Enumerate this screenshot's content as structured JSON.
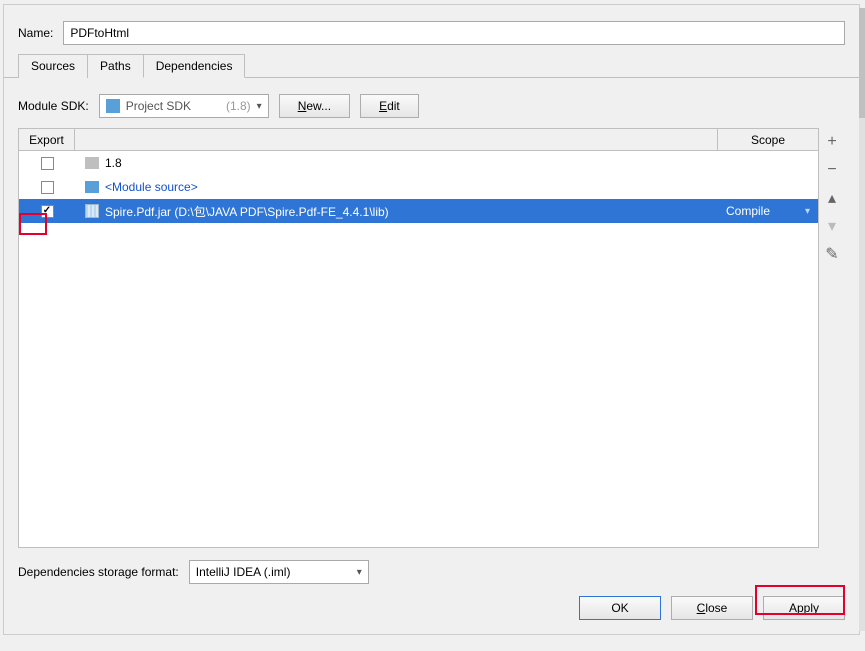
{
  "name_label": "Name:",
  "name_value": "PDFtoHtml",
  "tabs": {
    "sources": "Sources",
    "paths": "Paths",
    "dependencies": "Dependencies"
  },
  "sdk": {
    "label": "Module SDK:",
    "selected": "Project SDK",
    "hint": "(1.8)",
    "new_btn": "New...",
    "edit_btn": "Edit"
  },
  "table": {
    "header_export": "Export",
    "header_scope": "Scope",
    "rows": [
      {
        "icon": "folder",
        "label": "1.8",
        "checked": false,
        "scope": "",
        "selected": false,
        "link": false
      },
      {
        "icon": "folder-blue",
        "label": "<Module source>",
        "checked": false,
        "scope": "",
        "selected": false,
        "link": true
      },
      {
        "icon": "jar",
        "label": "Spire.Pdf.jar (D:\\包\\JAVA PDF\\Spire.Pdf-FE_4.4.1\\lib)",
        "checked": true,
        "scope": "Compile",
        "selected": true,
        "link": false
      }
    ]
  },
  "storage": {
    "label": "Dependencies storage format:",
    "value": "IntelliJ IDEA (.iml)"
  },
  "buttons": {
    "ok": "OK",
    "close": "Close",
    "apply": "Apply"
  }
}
----
WHAT YOU HAVE TO DO » Make an exact copy of every entry above, minus the images.

SOLVED PROBLEM »
Enumerate this screenshot's content as structured JSON.
{
  "name_label": "Name:",
  "name_value": "PDFtoHtml",
  "tabs": {
    "sources": "Sources",
    "paths": "Paths",
    "dependencies": "Dependencies"
  },
  "sdk": {
    "label": "Module SDK:",
    "selected": "Project SDK",
    "hint": "(1.8)",
    "new_btn": "New...",
    "edit_btn": "Edit"
  },
  "table": {
    "header_export": "Export",
    "header_scope": "Scope",
    "rows": [
      {
        "icon": "folder",
        "label": "1.8",
        "checked": false,
        "scope": "",
        "selected": false,
        "link": false
      },
      {
        "icon": "folder-blue",
        "label": "<Module source>",
        "checked": false,
        "scope": "",
        "selected": false,
        "link": true
      },
      {
        "icon": "jar",
        "label": "Spire.Pdf.jar (D:\\包\\JAVA PDF\\Spire.Pdf-FE_4.4.1\\lib)",
        "checked": true,
        "scope": "Compile",
        "selected": true,
        "link": false
      }
    ]
  },
  "storage": {
    "label": "Dependencies storage format:",
    "value": "IntelliJ IDEA (.iml)"
  },
  "buttons": {
    "ok": "OK",
    "close": "Close",
    "apply": "Apply"
  }
}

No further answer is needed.